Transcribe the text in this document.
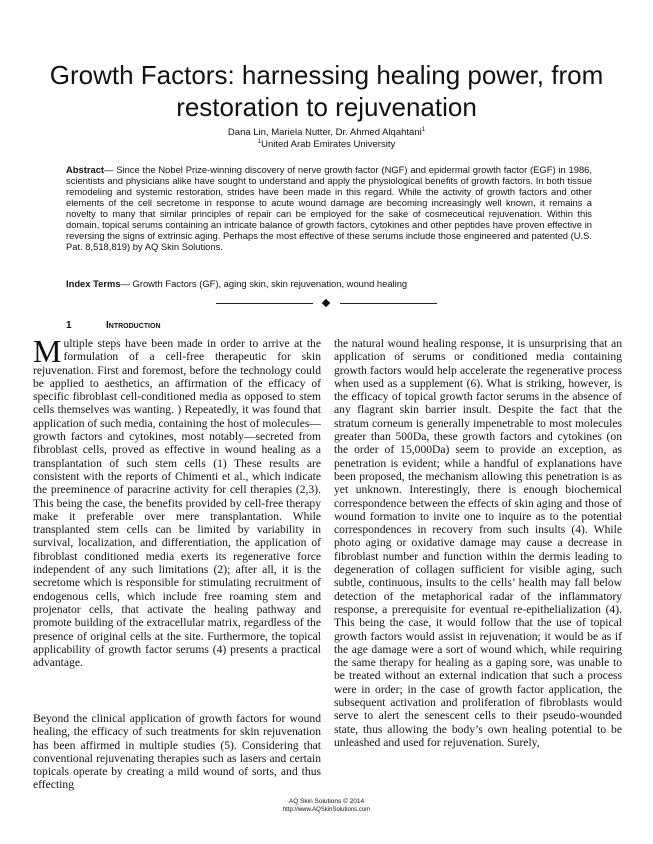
Growth Factors: harnessing healing power, from restoration to rejuvenation
Dana Lin, Mariela Nutter, Dr. Ahmed Alqahtani$^1$
$^1$United Arab Emirates University

Abstract— Since the Nobel Prize-winning discovery of nerve growth factor (NGF) and epidermal growth factor (EGF) in 1986, scientists and physicians alike have sought to understand and apply the physiological benefits of growth factors. In both tissue remodeling and systemic restoration, strides have been made in this regard. While the activity of growth factors and other elements of the cell secretome in response to acute wound damage are becoming increasingly well known, it remains a novelty to many that similar principles of repair can be employed for the sake of cosmeceutical rejuvenation. Within this domain, topical serums containing an intricate balance of growth factors, cytokines and other peptides have proven effective in reversing the signs of extrinsic aging. Perhaps the most effective of these serums include those engineered and patented (U.S. Pat. 8,518,819) by AQ Skin Solutions.

Index Terms— Growth Factors (GF), aging skin, skin rejuvenation, wound healing

1	Introduction

Multiple steps have been made in order to arrive at the formulation of a cell-free therapeutic for skin rejuvenation. First and foremost, before the technology could be applied to aesthetics, an affirmation of the efficacy of specific fibroblast cell-conditioned media as opposed to stem cells themselves was wanting. ) Repeatedly, it was found that application of such media, containing the host of molecules—growth factors and cytokines, most notably—secreted from fibroblast cells, proved as effective in wound healing as a transplantation of such stem cells (1) These results are consistent with the reports of Chimenti et al., which indicate the preeminence of paracrine activity for cell therapies (2,3). This being the case, the benefits provided by cell-free therapy make it preferable over mere transplantation. While transplanted stem cells can be limited by variability in survival, localization, and differentiation, the application of fibroblast conditioned media exerts its regenerative force independent of any such limitations (2); after all, it is the secretome which is responsible for stimulating recruitment of endogenous cells, which include free roaming stem and projenator cells, that activate the healing pathway and promote building of the extracellular matrix, regardless of the presence of original cells at the site. Furthermore, the topical applicability of growth factor serums (4) presents a practical advantage.

Beyond the clinical application of growth factors for wound healing, the efficacy of such treatments for skin rejuvenation has been affirmed in multiple studies (5). Considering that conventional rejuvenating therapies such as lasers and certain topicals operate by creating a mild wound of sorts, and thus effecting

the natural wound healing response, it is unsurprising that an application of serums or conditioned media containing growth factors would help accelerate the regenerative process when used as a supplement (6). What is striking, however, is the efficacy of topical growth factor serums in the absence of any flagrant skin barrier insult. Despite the fact that the stratum corneum is generally impenetrable to most molecules greater than 500Da, these growth factors and cytokines (on the order of 15,000Da) seem to provide an exception, as penetration is evident; while a handful of explanations have been proposed, the mechanism allowing this penetration is as yet unknown. Interestingly, there is enough biochemical correspondence between the effects of skin aging and those of wound formation to invite one to inquire as to the potential correspondences in recovery from such insults (4). While photo aging or oxidative damage may cause a decrease in fibroblast number and function within the dermis leading to degeneration of collagen sufficient for visible aging, such subtle, continuous, insults to the cells’ health may fall below detection of the metaphorical radar of the inflammatory response, a prerequisite for eventual re-epithelialization (4). This being the case, it would follow that the use of topical growth factors would assist in rejuvenation; it would be as if the age damage were a sort of wound which, while requiring the same therapy for healing as a gaping sore, was unable to be treated without an external indication that such a process were in order; in the case of growth factor application, the subsequent activation and proliferation of fibroblasts would serve to alert the senescent cells to their pseudo-wounded state, thus allowing the body’s own healing potential to be unleashed and used for rejuvenation. Surely,

AQ Skin Solutions © 2014
http://www.AQSkinSolutions.com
______
## TASK TO CARRY OUT
Retype the whole listing. Keep every word exact but include no pictures.

## REPLY
Transcribe the text in this document.
Growth Factors: harnessing healing power, from restoration to rejuvenation
Dana Lin, Mariela Nutter, Dr. Ahmed Alqahtani$^1$
$^1$United Arab Emirates University

Abstract— Since the Nobel Prize-winning discovery of nerve growth factor (NGF) and epidermal growth factor (EGF) in 1986, scientists and physicians alike have sought to understand and apply the physiological benefits of growth factors. In both tissue remodeling and systemic restoration, strides have been made in this regard. While the activity of growth factors and other elements of the cell secretome in response to acute wound damage are becoming increasingly well known, it remains a novelty to many that similar principles of repair can be employed for the sake of cosmeceutical rejuvenation. Within this domain, topical serums containing an intricate balance of growth factors, cytokines and other peptides have proven effective in reversing the signs of extrinsic aging. Perhaps the most effective of these serums include those engineered and patented (U.S. Pat. 8,518,819) by AQ Skin Solutions.

Index Terms— Growth Factors (GF), aging skin, skin rejuvenation, wound healing

1	Introduction

Multiple steps have been made in order to arrive at the formulation of a cell-free therapeutic for skin rejuvenation. First and foremost, before the technology could be applied to aesthetics, an affirmation of the efficacy of specific fibroblast cell-conditioned media as opposed to stem cells themselves was wanting. ) Repeatedly, it was found that application of such media, containing the host of molecules—growth factors and cytokines, most notably—secreted from fibroblast cells, proved as effective in wound healing as a transplantation of such stem cells (1) These results are consistent with the reports of Chimenti et al., which indicate the preeminence of paracrine activity for cell therapies (2,3). This being the case, the benefits provided by cell-free therapy make it preferable over mere transplantation. While transplanted stem cells can be limited by variability in survival, localization, and differentiation, the application of fibroblast conditioned media exerts its regenerative force independent of any such limitations (2); after all, it is the secretome which is responsible for stimulating recruitment of endogenous cells, which include free roaming stem and projenator cells, that activate the healing pathway and promote building of the extracellular matrix, regardless of the presence of original cells at the site. Furthermore, the topical applicability of growth factor serums (4) presents a practical advantage.

Beyond the clinical application of growth factors for wound healing, the efficacy of such treatments for skin rejuvenation has been affirmed in multiple studies (5). Considering that conventional rejuvenating therapies such as lasers and certain topicals operate by creating a mild wound of sorts, and thus effecting

the natural wound healing response, it is unsurprising that an application of serums or conditioned media containing growth factors would help accelerate the regenerative process when used as a supplement (6). What is striking, however, is the efficacy of topical growth factor serums in the absence of any flagrant skin barrier insult. Despite the fact that the stratum corneum is generally impenetrable to most molecules greater than 500Da, these growth factors and cytokines (on the order of 15,000Da) seem to provide an exception, as penetration is evident; while a handful of explanations have been proposed, the mechanism allowing this penetration is as yet unknown. Interestingly, there is enough biochemical correspondence between the effects of skin aging and those of wound formation to invite one to inquire as to the potential correspondences in recovery from such insults (4). While photo aging or oxidative damage may cause a decrease in fibroblast number and function within the dermis leading to degeneration of collagen sufficient for visible aging, such subtle, continuous, insults to the cells’ health may fall below detection of the metaphorical radar of the inflammatory response, a prerequisite for eventual re-epithelialization (4). This being the case, it would follow that the use of topical growth factors would assist in rejuvenation; it would be as if the age damage were a sort of wound which, while requiring the same therapy for healing as a gaping sore, was unable to be treated without an external indication that such a process were in order; in the case of growth factor application, the subsequent activation and proliferation of fibroblasts would serve to alert the senescent cells to their pseudo-wounded state, thus allowing the body’s own healing potential to be unleashed and used for rejuvenation. Surely,

AQ Skin Solutions © 2014
http://www.AQSkinSolutions.com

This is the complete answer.